##### Source text #####

The debate among baptists on whether women can teach/preach a mixed group is akin to ACNA debate--not because teaching is the same as ordination--but b/c both are wrestling with more fundamental questions about identity as sexed beings.
And it's my sense that THOSE foundations are radically underdeveloped, at best, & massively inaccurate, at worst. How can we answer what men & women are called to do if we don't understand image bearers embodied as male & female in the first place?
What's fascinating about the ACNA debate, I think, is the extent to which it reveals differences in folks' categories, especially degree to which larger sexuality debate is tied to defining maleness & femaleness. (STAY WITH ME... this is going to take a minute.)
While ACNA is formed in response to TEC's inclusive, folks w/in the ACNA embrace traditional, historical vision of marriage for *different* reasons. Those differences don't go away just b/c you can all agree that same-sex relationships should not be sanctioned.
How you get to a practice is just as important as everyone arriving at the same practice. And not everyone came to the decision via the same reasoning--as is the case in many other conservative spaces.
That's why we see debate in PCA over ReVoice & even dissenting *conservative* voices over the Nashville Statement. It's not about affirming heterosexual marriage or celibacy. These are fights about underlying categories of human identity, embodied sexuality, & vocation.

##### Extracted information #####

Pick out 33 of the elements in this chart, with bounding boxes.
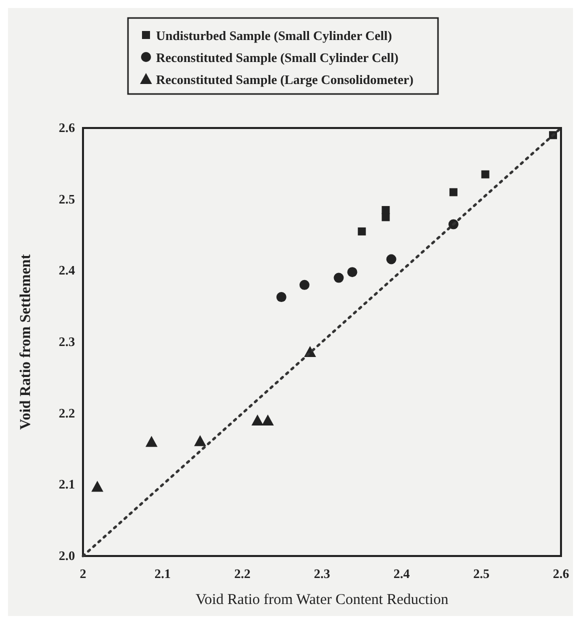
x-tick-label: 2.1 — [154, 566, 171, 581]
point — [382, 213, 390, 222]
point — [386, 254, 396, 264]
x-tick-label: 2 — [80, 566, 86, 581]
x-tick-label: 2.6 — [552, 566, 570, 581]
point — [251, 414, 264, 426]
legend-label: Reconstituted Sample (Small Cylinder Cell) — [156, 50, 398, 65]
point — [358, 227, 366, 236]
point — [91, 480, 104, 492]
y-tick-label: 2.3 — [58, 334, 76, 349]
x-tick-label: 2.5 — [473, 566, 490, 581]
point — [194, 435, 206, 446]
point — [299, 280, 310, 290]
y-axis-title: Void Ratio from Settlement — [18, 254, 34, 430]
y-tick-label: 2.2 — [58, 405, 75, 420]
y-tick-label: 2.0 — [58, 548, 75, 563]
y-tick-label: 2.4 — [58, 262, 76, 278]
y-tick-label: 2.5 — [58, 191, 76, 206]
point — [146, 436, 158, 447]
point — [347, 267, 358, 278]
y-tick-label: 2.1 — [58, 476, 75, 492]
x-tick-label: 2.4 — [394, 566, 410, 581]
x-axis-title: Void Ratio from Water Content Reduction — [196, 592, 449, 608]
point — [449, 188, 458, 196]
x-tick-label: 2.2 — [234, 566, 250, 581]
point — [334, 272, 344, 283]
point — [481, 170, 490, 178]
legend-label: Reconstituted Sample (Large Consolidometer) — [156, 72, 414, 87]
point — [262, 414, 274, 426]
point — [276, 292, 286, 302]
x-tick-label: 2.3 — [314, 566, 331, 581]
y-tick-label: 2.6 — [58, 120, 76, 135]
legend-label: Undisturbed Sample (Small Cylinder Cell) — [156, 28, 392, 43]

#####

[To be done]
(a) Reproduce the stretch from "What's fascinating about" through "not be sanctioned." in the passage on church debates over sexed identity, word for word.
(b) Carry on the passage on church debates over sexed identity, starting right after its final sentence.

[Exercise results]
(a)
What's fascinating about the ACNA debate, I think, is the extent to which it reveals differences in folks' categories, especially degree to which larger sexuality debate is tied to defining maleness & femaleness. (STAY WITH ME... this is going to take a minute.)
While ACNA is formed in response to TEC's inclusive, folks w/in the ACNA embrace traditional, historical vision of marriage for *different* reasons. Those differences don't go away just b/c you can all agree that same-sex relationships should not be sanctioned.

(b)
Back to ACNA. Here you have a group that forms in opposition to affirming LGBTQ relationships & ostensibly agrees to disagree about women's ordination, but... they can't. And they can't b/c for some, these were never separate Qs.
Obviously, sexuality & gender intersect & it's hard to discuss one w/out touching on the other. But what I think might be clouding all these debates is the degree to which we rely on sexuality to *define* maleness & femaleness.
If the sexual dynamic btwn men & women is the primary way you understand what it means to be male & female, then you will naturally affirm heterosexuality--not simply as a social good--but as part of *personal* identity.
IOW, the dynamic btwn men & women, the ways in which they (dare I say) "complement" each other, the ways one is not like the other, becomes *the* basis for understanding male & female vocation in the world.
What would help clarify all of these debates, I believe, is a an understanding of sexed humanity that does not position another human being (even in opposition) as primary source of identity & calling. We need to set the foundations right.
We need to understand the degree to which we have built our definitions of what it means to be male & female on "husband" & "wife" rather than "son" & "daughter" of God.
IOW, when we think of ourselves as male & female in the world, we must understand that we are neighboring or parallel sexes--both emerging from the same Father. We are male & female offspring, brothers & sisters, w/ similar traits & characteristics b/c we share the same Father.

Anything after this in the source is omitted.